◆ Given request ◆
Your answer should be a single number: the count of lines in the material below that hold "screenshot".
☆ ☆ ☆ ☆
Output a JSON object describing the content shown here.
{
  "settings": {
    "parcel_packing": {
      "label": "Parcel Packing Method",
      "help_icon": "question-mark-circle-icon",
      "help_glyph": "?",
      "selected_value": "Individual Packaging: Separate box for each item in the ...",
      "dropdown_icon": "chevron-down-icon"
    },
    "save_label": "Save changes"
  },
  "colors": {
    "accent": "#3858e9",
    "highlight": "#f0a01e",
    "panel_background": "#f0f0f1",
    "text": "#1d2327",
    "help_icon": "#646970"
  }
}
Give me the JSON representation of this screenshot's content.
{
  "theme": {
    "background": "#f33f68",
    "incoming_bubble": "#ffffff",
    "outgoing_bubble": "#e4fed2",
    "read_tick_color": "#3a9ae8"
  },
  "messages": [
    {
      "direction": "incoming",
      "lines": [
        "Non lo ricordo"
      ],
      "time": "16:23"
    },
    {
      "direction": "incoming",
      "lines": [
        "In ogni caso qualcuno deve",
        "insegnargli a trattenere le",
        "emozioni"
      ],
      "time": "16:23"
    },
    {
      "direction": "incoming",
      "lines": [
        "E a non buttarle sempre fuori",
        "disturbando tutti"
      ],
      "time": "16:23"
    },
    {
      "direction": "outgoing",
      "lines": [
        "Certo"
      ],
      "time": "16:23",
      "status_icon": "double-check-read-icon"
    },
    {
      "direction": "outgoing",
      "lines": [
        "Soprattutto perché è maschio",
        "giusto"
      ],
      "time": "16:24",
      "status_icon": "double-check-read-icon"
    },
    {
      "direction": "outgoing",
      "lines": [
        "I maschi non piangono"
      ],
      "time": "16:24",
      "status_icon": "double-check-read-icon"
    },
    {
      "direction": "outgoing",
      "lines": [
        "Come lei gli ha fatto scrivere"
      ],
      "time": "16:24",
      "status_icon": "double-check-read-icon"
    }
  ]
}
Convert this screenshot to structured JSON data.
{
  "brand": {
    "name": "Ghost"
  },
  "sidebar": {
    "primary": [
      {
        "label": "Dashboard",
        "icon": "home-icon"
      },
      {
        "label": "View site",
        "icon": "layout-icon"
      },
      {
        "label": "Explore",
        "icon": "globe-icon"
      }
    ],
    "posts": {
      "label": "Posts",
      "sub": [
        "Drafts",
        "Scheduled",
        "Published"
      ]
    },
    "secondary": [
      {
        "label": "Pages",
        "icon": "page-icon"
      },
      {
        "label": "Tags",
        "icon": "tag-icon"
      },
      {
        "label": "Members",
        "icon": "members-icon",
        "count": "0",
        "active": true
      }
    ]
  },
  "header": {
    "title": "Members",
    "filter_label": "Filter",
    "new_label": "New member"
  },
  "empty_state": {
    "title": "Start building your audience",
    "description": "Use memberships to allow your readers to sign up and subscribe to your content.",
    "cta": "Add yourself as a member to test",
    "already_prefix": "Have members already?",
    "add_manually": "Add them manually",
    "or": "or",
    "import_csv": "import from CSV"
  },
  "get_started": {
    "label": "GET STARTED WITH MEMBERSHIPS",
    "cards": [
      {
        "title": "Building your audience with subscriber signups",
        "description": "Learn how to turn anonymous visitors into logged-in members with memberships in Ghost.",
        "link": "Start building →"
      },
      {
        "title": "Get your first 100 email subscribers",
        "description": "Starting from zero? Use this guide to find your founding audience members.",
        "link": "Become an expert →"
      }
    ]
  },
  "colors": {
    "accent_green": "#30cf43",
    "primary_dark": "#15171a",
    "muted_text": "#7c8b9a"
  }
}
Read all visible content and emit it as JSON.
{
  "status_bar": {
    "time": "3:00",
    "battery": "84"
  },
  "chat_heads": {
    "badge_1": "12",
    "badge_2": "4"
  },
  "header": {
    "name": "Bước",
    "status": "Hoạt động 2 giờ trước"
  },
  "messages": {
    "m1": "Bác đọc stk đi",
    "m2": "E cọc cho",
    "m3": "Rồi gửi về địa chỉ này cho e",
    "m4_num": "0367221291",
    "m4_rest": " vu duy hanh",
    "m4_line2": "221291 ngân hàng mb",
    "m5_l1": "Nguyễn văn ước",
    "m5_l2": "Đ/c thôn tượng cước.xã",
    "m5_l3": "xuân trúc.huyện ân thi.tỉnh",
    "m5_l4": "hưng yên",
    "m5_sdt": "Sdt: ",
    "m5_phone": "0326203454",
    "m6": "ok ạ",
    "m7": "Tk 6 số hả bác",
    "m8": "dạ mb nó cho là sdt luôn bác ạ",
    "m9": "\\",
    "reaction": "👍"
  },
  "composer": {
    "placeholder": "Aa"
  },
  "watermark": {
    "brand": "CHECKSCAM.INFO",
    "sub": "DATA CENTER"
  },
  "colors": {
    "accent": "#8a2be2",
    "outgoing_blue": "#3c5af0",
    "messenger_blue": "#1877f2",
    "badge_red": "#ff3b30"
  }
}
☆ ☆ ☆ ☆
◆ Result of this exercise ◆
2